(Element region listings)
** Start **

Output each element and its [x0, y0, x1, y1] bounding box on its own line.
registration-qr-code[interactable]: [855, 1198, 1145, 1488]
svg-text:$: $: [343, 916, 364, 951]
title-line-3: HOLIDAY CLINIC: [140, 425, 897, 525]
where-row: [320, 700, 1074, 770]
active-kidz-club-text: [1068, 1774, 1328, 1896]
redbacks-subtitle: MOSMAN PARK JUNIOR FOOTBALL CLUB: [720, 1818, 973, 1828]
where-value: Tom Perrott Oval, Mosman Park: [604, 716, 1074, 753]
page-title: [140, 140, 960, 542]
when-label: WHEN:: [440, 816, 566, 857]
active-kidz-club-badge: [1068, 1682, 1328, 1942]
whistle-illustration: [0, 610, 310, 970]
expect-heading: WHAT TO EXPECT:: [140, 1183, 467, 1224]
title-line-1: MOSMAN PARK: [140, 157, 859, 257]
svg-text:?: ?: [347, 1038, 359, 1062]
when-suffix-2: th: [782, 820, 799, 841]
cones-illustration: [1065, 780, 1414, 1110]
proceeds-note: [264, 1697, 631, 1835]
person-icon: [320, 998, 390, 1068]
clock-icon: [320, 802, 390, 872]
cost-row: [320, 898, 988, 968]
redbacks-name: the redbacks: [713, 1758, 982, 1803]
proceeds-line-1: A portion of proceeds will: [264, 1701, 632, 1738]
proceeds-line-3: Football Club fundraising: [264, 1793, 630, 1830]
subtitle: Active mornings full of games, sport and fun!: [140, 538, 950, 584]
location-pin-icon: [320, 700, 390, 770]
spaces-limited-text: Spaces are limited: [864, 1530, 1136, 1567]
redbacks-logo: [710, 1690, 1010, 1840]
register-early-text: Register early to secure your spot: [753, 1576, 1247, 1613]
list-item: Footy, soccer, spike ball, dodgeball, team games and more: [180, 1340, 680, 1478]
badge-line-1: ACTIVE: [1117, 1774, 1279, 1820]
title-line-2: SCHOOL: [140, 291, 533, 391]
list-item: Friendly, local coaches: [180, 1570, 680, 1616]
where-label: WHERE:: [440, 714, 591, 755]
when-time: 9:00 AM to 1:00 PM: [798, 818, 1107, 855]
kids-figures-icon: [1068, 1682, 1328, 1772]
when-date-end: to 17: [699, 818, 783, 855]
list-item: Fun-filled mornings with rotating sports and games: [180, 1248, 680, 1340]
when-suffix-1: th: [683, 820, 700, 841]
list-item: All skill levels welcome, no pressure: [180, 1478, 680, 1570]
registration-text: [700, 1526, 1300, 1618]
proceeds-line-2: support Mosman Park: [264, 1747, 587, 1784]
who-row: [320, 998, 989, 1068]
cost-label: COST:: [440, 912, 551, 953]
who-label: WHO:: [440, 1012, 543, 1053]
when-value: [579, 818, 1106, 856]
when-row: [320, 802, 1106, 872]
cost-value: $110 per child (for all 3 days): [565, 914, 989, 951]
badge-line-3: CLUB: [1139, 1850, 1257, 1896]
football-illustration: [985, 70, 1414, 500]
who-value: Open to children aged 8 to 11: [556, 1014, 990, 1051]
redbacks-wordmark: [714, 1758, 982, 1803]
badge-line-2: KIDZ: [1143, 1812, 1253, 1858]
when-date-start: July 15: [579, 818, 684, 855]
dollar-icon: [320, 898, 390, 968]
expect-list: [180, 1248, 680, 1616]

** End **

#### WHAT YOU SHOULD DO:
Edit every line of the items so that "per child" becomes "per player", and leave everything else untouched.

#### RESULT OF THIS EXERCISE:
Output each element and its [x0, y0, x1, y1] bounding box on its own line.
registration-qr-code[interactable]: [855, 1198, 1145, 1488]
svg-text:$: $: [343, 916, 364, 951]
title-line-3: HOLIDAY CLINIC: [140, 425, 897, 525]
where-row: [320, 700, 1074, 770]
active-kidz-club-text: [1068, 1774, 1328, 1896]
redbacks-subtitle: MOSMAN PARK JUNIOR FOOTBALL CLUB: [720, 1818, 973, 1828]
where-value: Tom Perrott Oval, Mosman Park: [604, 716, 1074, 753]
page-title: [140, 140, 960, 542]
when-label: WHEN:: [440, 816, 566, 857]
active-kidz-club-badge: [1068, 1682, 1328, 1942]
whistle-illustration: [0, 610, 310, 970]
expect-heading: WHAT TO EXPECT:: [140, 1183, 467, 1224]
title-line-1: MOSMAN PARK: [140, 157, 859, 257]
svg-text:?: ?: [347, 1038, 359, 1062]
when-suffix-2: th: [782, 820, 799, 841]
cones-illustration: [1065, 780, 1414, 1110]
proceeds-note: [264, 1697, 631, 1835]
person-icon: [320, 998, 390, 1068]
clock-icon: [320, 802, 390, 872]
cost-row: [320, 898, 988, 968]
redbacks-name: the redbacks: [713, 1758, 982, 1803]
proceeds-line-1: A portion of proceeds will: [264, 1701, 632, 1738]
proceeds-line-3: Football Club fundraising: [264, 1793, 630, 1830]
subtitle: Active mornings full of games, sport and fun!: [140, 538, 950, 584]
location-pin-icon: [320, 700, 390, 770]
spaces-limited-text: Spaces are limited: [864, 1530, 1136, 1567]
redbacks-logo: [710, 1690, 1010, 1840]
register-early-text: Register early to secure your spot: [753, 1576, 1247, 1613]
list-item: Footy, soccer, spike ball, dodgeball, team games and more: [180, 1340, 680, 1478]
badge-line-1: ACTIVE: [1117, 1774, 1279, 1820]
title-line-2: SCHOOL: [140, 291, 533, 391]
list-item: Friendly, local coaches: [180, 1570, 680, 1616]
where-label: WHERE:: [440, 714, 591, 755]
when-time: 9:00 AM to 1:00 PM: [798, 818, 1107, 855]
kids-figures-icon: [1068, 1682, 1328, 1772]
when-date-end: to 17: [699, 818, 783, 855]
list-item: Fun-filled mornings with rotating sports and games: [180, 1248, 680, 1340]
when-suffix-1: th: [683, 820, 700, 841]
list-item: All skill levels welcome, no pressure: [180, 1478, 680, 1570]
registration-text: [700, 1526, 1300, 1618]
proceeds-line-2: support Mosman Park: [264, 1747, 587, 1784]
who-row: [320, 998, 989, 1068]
cost-label: COST:: [440, 912, 551, 953]
who-label: WHO:: [440, 1012, 543, 1053]
when-value: [579, 818, 1106, 856]
when-row: [320, 802, 1106, 872]
cost-value: $110 per player (for all 3 days): [565, 914, 989, 951]
badge-line-3: CLUB: [1139, 1850, 1257, 1896]
football-illustration: [985, 70, 1414, 500]
who-value: Open to children aged 8 to 11: [556, 1014, 990, 1051]
redbacks-wordmark: [714, 1758, 982, 1803]
badge-line-2: KIDZ: [1143, 1812, 1253, 1858]
when-date-start: July 15: [579, 818, 684, 855]
dollar-icon: [320, 898, 390, 968]
expect-list: [180, 1248, 680, 1616]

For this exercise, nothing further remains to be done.